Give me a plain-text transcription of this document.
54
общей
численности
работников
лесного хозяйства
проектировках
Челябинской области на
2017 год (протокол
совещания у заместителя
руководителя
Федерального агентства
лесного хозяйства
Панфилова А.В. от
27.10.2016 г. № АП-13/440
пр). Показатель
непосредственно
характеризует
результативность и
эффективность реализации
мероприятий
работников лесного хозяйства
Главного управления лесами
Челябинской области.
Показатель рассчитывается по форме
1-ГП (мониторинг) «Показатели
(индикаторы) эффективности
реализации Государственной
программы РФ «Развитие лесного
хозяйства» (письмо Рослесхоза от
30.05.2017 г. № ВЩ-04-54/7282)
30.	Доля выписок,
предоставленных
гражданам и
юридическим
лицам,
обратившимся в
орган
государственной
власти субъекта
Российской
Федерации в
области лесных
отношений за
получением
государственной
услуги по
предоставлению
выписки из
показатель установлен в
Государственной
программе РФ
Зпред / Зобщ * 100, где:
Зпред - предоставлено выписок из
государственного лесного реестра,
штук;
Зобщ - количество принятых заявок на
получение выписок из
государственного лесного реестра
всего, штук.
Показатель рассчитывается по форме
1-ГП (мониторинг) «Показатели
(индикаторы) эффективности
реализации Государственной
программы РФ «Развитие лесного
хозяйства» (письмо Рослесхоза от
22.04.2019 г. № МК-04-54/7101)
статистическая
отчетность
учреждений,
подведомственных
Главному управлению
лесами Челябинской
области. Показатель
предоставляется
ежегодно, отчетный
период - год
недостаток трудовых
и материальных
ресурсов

__WRITTEN TASK__: Find the lines that include the string "лесами", then copy each of them.

__FULL RESPONSE__:
Главного управления лесами
лесами Челябинской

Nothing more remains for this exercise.